__Problem statement__
Rewrite the items below, swapping "FancyBboxPatch shape" for "Rounded box" wherever it occurs and changing nothing else. Leave out the pictures.

__Data for the task__
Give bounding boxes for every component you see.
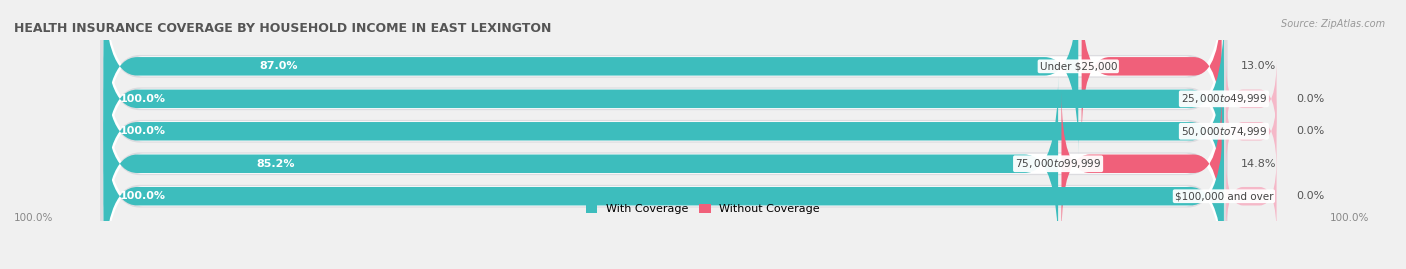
FancyBboxPatch shape	[1226, 59, 1277, 138]
FancyBboxPatch shape	[1062, 92, 1222, 236]
Text: 85.2%: 85.2%	[256, 159, 295, 169]
Text: 14.8%: 14.8%	[1240, 159, 1277, 169]
FancyBboxPatch shape	[104, 0, 1223, 202]
FancyBboxPatch shape	[104, 43, 1223, 220]
FancyBboxPatch shape	[104, 60, 1223, 267]
FancyBboxPatch shape	[1226, 157, 1277, 236]
Text: $75,000 to $99,999: $75,000 to $99,999	[1015, 157, 1101, 170]
Text: 13.0%: 13.0%	[1240, 61, 1277, 71]
Text: 0.0%: 0.0%	[1296, 191, 1324, 201]
Text: 100.0%: 100.0%	[14, 213, 53, 223]
FancyBboxPatch shape	[100, 0, 1227, 169]
Text: 0.0%: 0.0%	[1296, 126, 1324, 136]
Text: $25,000 to $49,999: $25,000 to $49,999	[1181, 92, 1267, 105]
FancyBboxPatch shape	[104, 28, 1223, 235]
Text: Under $25,000: Under $25,000	[1039, 61, 1116, 71]
FancyBboxPatch shape	[100, 94, 1227, 269]
FancyBboxPatch shape	[100, 29, 1227, 233]
Text: 100.0%: 100.0%	[120, 94, 166, 104]
Text: 100.0%: 100.0%	[1330, 213, 1369, 223]
Text: 100.0%: 100.0%	[120, 191, 166, 201]
FancyBboxPatch shape	[1081, 0, 1222, 138]
Legend: With Coverage, Without Coverage: With Coverage, Without Coverage	[582, 200, 824, 219]
FancyBboxPatch shape	[104, 93, 1223, 269]
Text: 100.0%: 100.0%	[120, 126, 166, 136]
FancyBboxPatch shape	[100, 61, 1227, 266]
FancyBboxPatch shape	[104, 11, 1223, 187]
Text: 0.0%: 0.0%	[1296, 94, 1324, 104]
Text: Source: ZipAtlas.com: Source: ZipAtlas.com	[1281, 19, 1385, 29]
FancyBboxPatch shape	[104, 76, 1059, 252]
FancyBboxPatch shape	[104, 0, 1078, 154]
FancyBboxPatch shape	[100, 0, 1227, 201]
FancyBboxPatch shape	[104, 0, 1223, 170]
Text: HEALTH INSURANCE COVERAGE BY HOUSEHOLD INCOME IN EAST LEXINGTON: HEALTH INSURANCE COVERAGE BY HOUSEHOLD I…	[14, 23, 551, 36]
Text: $50,000 to $74,999: $50,000 to $74,999	[1181, 125, 1267, 138]
Text: $100,000 and over: $100,000 and over	[1174, 191, 1274, 201]
FancyBboxPatch shape	[104, 108, 1223, 269]
FancyBboxPatch shape	[1226, 92, 1277, 171]
Text: 87.0%: 87.0%	[260, 61, 298, 71]
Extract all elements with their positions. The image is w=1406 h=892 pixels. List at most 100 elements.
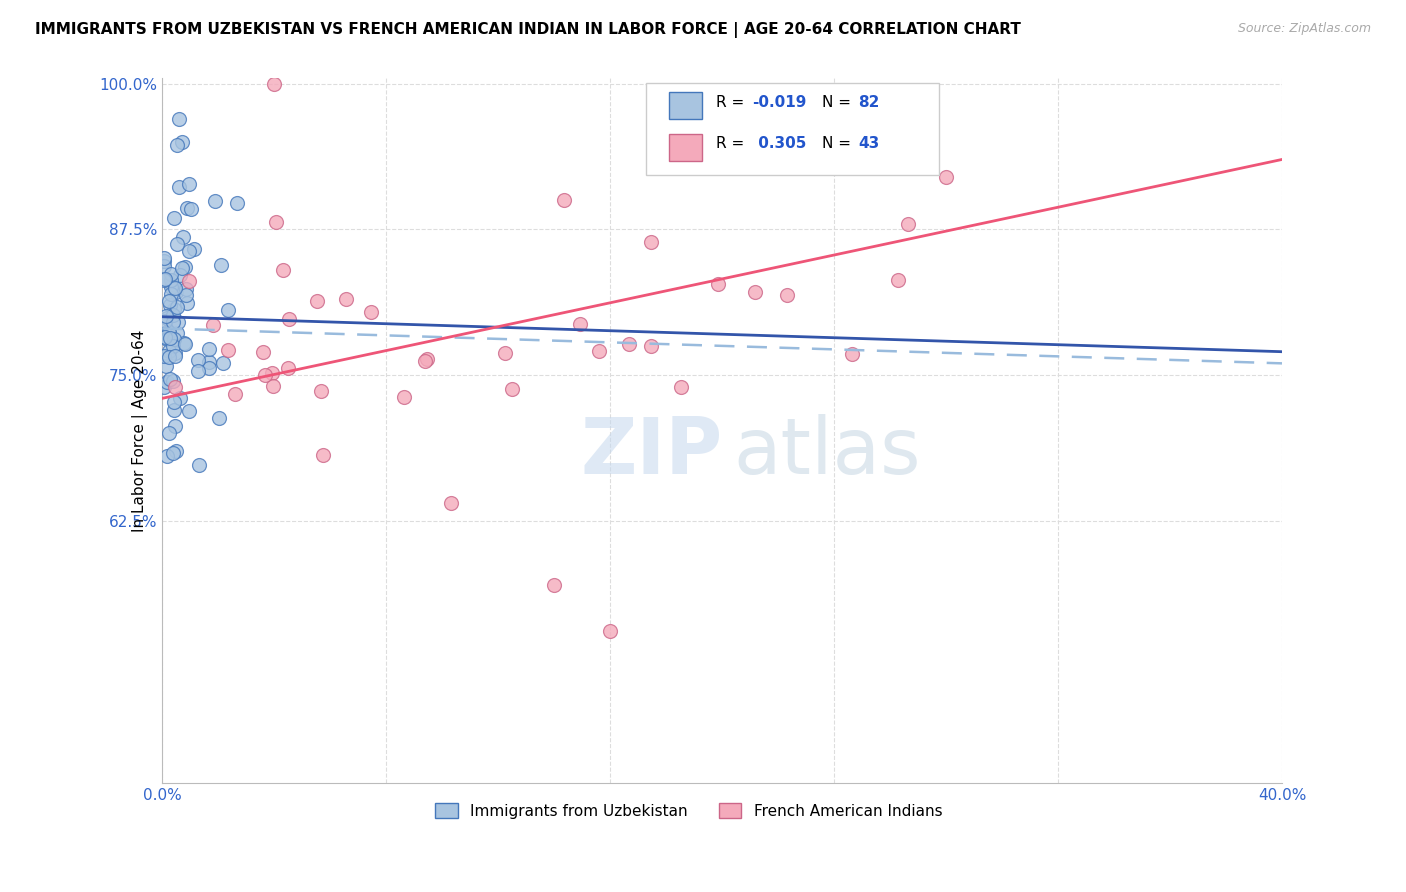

__The solution__
Give bounding boxes for every component you see.
Rounded box	[1226, 59, 1277, 138]
Rounded box	[1062, 92, 1222, 236]
Text: 85.2%: 85.2%	[256, 159, 295, 169]
Text: 14.8%: 14.8%	[1240, 159, 1277, 169]
Rounded box	[104, 0, 1223, 202]
Rounded box	[104, 43, 1223, 220]
Rounded box	[104, 60, 1223, 267]
Rounded box	[1226, 157, 1277, 236]
Text: $75,000 to $99,999: $75,000 to $99,999	[1015, 157, 1101, 170]
Text: 13.0%: 13.0%	[1240, 61, 1277, 71]
Text: 0.0%: 0.0%	[1296, 191, 1324, 201]
Text: 100.0%: 100.0%	[14, 213, 53, 223]
Rounded box	[100, 0, 1227, 169]
Text: 0.0%: 0.0%	[1296, 126, 1324, 136]
Text: $25,000 to $49,999: $25,000 to $49,999	[1181, 92, 1267, 105]
Rounded box	[104, 28, 1223, 235]
Text: Under $25,000: Under $25,000	[1039, 61, 1116, 71]
Rounded box	[100, 94, 1227, 269]
Rounded box	[100, 29, 1227, 233]
Text: 100.0%: 100.0%	[120, 94, 166, 104]
Text: 100.0%: 100.0%	[1330, 213, 1369, 223]
Text: 100.0%: 100.0%	[120, 191, 166, 201]
Rounded box	[1081, 0, 1222, 138]
Legend: With Coverage, Without Coverage: With Coverage, Without Coverage	[582, 200, 824, 219]
Rounded box	[104, 93, 1223, 269]
Text: 100.0%: 100.0%	[120, 126, 166, 136]
Rounded box	[100, 61, 1227, 266]
Rounded box	[104, 11, 1223, 187]
Text: 0.0%: 0.0%	[1296, 94, 1324, 104]
Text: Source: ZipAtlas.com: Source: ZipAtlas.com	[1281, 19, 1385, 29]
Rounded box	[104, 76, 1059, 252]
Rounded box	[104, 0, 1078, 154]
Rounded box	[100, 0, 1227, 201]
Rounded box	[104, 0, 1223, 170]
Text: HEALTH INSURANCE COVERAGE BY HOUSEHOLD INCOME IN EAST LEXINGTON: HEALTH INSURANCE COVERAGE BY HOUSEHOLD I…	[14, 23, 551, 36]
Text: $50,000 to $74,999: $50,000 to $74,999	[1181, 125, 1267, 138]
Text: $100,000 and over: $100,000 and over	[1174, 191, 1274, 201]
Rounded box	[104, 108, 1223, 269]
Rounded box	[1226, 92, 1277, 171]
Text: 87.0%: 87.0%	[260, 61, 298, 71]
Extract all elements with their positions. The image is w=1406 h=892 pixels. List at most 100 elements.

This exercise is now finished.